§ Instruction: Scan the data below for the string "Придумайте". Show every line where it turns up.

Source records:
****************************************

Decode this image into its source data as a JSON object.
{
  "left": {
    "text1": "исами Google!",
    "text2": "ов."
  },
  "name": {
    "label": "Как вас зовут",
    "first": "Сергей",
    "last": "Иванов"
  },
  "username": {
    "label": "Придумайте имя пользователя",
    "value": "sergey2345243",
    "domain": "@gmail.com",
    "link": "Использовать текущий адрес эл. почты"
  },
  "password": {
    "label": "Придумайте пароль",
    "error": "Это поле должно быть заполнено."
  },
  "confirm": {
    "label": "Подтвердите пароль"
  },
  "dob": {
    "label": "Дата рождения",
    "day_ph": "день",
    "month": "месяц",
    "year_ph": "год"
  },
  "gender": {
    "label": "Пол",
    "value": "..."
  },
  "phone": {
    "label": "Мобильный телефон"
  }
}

****************************************

§ Full output:
    "label": "Придумайте имя пользователя",
    "label": "Придумайте пароль",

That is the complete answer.